▶ Data in this exercise
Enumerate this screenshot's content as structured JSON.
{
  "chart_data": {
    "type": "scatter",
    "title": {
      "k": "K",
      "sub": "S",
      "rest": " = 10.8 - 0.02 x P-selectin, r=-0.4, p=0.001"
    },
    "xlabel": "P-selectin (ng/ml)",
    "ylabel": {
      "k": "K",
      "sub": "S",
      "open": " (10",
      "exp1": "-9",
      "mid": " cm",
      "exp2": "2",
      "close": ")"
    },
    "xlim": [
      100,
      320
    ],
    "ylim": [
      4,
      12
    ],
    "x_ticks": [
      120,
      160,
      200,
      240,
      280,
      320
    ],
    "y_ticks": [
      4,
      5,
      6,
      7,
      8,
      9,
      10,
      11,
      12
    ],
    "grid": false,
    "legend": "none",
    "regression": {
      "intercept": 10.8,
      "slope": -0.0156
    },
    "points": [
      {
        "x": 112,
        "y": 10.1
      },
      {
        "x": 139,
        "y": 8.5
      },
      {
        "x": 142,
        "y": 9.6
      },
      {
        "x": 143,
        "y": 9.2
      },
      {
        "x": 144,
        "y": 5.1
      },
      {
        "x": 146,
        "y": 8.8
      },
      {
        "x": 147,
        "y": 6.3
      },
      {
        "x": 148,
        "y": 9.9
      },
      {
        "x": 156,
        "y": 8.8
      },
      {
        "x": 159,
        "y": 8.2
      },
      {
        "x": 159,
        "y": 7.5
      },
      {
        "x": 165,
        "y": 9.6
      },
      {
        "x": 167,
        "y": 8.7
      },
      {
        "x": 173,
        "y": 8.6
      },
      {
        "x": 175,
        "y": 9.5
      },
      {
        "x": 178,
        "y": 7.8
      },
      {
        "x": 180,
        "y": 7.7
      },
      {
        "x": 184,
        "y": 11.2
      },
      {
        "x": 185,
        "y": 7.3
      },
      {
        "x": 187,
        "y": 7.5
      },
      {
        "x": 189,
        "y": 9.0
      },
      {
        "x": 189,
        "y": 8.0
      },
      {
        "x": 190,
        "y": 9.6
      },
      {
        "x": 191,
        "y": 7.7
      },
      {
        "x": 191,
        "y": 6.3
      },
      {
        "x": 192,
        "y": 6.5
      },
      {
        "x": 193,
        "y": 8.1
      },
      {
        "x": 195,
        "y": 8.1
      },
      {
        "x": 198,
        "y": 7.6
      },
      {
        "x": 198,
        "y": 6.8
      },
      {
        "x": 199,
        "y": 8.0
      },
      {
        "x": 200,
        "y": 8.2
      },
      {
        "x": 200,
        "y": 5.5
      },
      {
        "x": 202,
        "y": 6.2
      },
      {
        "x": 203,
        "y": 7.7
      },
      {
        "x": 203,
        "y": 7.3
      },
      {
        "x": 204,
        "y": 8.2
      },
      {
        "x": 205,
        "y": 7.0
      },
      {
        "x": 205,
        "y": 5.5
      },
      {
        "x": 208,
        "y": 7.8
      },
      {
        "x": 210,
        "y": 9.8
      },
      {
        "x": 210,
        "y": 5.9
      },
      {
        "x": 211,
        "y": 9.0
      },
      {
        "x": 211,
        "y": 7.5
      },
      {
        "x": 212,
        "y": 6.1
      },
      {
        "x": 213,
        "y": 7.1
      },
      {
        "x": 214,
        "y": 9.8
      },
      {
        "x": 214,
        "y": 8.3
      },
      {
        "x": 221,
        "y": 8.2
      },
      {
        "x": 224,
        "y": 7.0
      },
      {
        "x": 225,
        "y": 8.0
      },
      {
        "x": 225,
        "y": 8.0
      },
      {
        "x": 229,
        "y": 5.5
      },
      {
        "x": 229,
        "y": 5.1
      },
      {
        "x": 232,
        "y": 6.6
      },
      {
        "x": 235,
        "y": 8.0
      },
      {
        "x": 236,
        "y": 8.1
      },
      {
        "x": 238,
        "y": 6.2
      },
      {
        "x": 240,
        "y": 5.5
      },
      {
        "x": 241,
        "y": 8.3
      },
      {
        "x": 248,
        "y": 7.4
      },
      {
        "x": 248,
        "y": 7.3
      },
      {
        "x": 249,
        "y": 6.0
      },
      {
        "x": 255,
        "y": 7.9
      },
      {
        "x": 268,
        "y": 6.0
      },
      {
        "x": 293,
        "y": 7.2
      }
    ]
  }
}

▶ Challenge
Take the listing above and set it down exactly.

▶ The answer
Enumerate this screenshot's content as structured JSON.
{
  "chart_data": {
    "type": "scatter",
    "title": {
      "k": "K",
      "sub": "S",
      "rest": " = 10.8 - 0.02 x P-selectin, r=-0.4, p=0.001"
    },
    "xlabel": "P-selectin (ng/ml)",
    "ylabel": {
      "k": "K",
      "sub": "S",
      "open": " (10",
      "exp1": "-9",
      "mid": " cm",
      "exp2": "2",
      "close": ")"
    },
    "xlim": [
      100,
      320
    ],
    "ylim": [
      4,
      12
    ],
    "x_ticks": [
      120,
      160,
      200,
      240,
      280,
      320
    ],
    "y_ticks": [
      4,
      5,
      6,
      7,
      8,
      9,
      10,
      11,
      12
    ],
    "grid": false,
    "legend": "none",
    "regression": {
      "intercept": 10.8,
      "slope": -0.0156
    },
    "points": [
      {
        "x": 112,
        "y": 10.1
      },
      {
        "x": 139,
        "y": 8.5
      },
      {
        "x": 142,
        "y": 9.6
      },
      {
        "x": 143,
        "y": 9.2
      },
      {
        "x": 144,
        "y": 5.1
      },
      {
        "x": 146,
        "y": 8.8
      },
      {
        "x": 147,
        "y": 6.3
      },
      {
        "x": 148,
        "y": 9.9
      },
      {
        "x": 156,
        "y": 8.8
      },
      {
        "x": 159,
        "y": 8.2
      },
      {
        "x": 159,
        "y": 7.5
      },
      {
        "x": 165,
        "y": 9.6
      },
      {
        "x": 167,
        "y": 8.7
      },
      {
        "x": 173,
        "y": 8.6
      },
      {
        "x": 175,
        "y": 9.5
      },
      {
        "x": 178,
        "y": 7.8
      },
      {
        "x": 180,
        "y": 7.7
      },
      {
        "x": 184,
        "y": 11.2
      },
      {
        "x": 185,
        "y": 7.3
      },
      {
        "x": 187,
        "y": 7.5
      },
      {
        "x": 189,
        "y": 9.0
      },
      {
        "x": 189,
        "y": 8.0
      },
      {
        "x": 190,
        "y": 9.6
      },
      {
        "x": 191,
        "y": 7.7
      },
      {
        "x": 191,
        "y": 6.3
      },
      {
        "x": 192,
        "y": 6.5
      },
      {
        "x": 193,
        "y": 8.1
      },
      {
        "x": 195,
        "y": 8.1
      },
      {
        "x": 198,
        "y": 7.6
      },
      {
        "x": 198,
        "y": 6.8
      },
      {
        "x": 199,
        "y": 8.0
      },
      {
        "x": 200,
        "y": 8.2
      },
      {
        "x": 200,
        "y": 5.5
      },
      {
        "x": 202,
        "y": 6.2
      },
      {
        "x": 203,
        "y": 7.7
      },
      {
        "x": 203,
        "y": 7.3
      },
      {
        "x": 204,
        "y": 8.2
      },
      {
        "x": 205,
        "y": 7.0
      },
      {
        "x": 205,
        "y": 5.5
      },
      {
        "x": 208,
        "y": 7.8
      },
      {
        "x": 210,
        "y": 9.8
      },
      {
        "x": 210,
        "y": 5.9
      },
      {
        "x": 211,
        "y": 9.0
      },
      {
        "x": 211,
        "y": 7.5
      },
      {
        "x": 212,
        "y": 6.1
      },
      {
        "x": 213,
        "y": 7.1
      },
      {
        "x": 214,
        "y": 9.8
      },
      {
        "x": 214,
        "y": 8.3
      },
      {
        "x": 221,
        "y": 8.2
      },
      {
        "x": 224,
        "y": 7.0
      },
      {
        "x": 225,
        "y": 8.0
      },
      {
        "x": 225,
        "y": 8.0
      },
      {
        "x": 229,
        "y": 5.5
      },
      {
        "x": 229,
        "y": 5.1
      },
      {
        "x": 232,
        "y": 6.6
      },
      {
        "x": 235,
        "y": 8.0
      },
      {
        "x": 236,
        "y": 8.1
      },
      {
        "x": 238,
        "y": 6.2
      },
      {
        "x": 240,
        "y": 5.5
      },
      {
        "x": 241,
        "y": 8.3
      },
      {
        "x": 248,
        "y": 7.4
      },
      {
        "x": 248,
        "y": 7.3
      },
      {
        "x": 249,
        "y": 6.0
      },
      {
        "x": 255,
        "y": 7.9
      },
      {
        "x": 268,
        "y": 6.0
      },
      {
        "x": 293,
        "y": 7.2
      }
    ]
  }
}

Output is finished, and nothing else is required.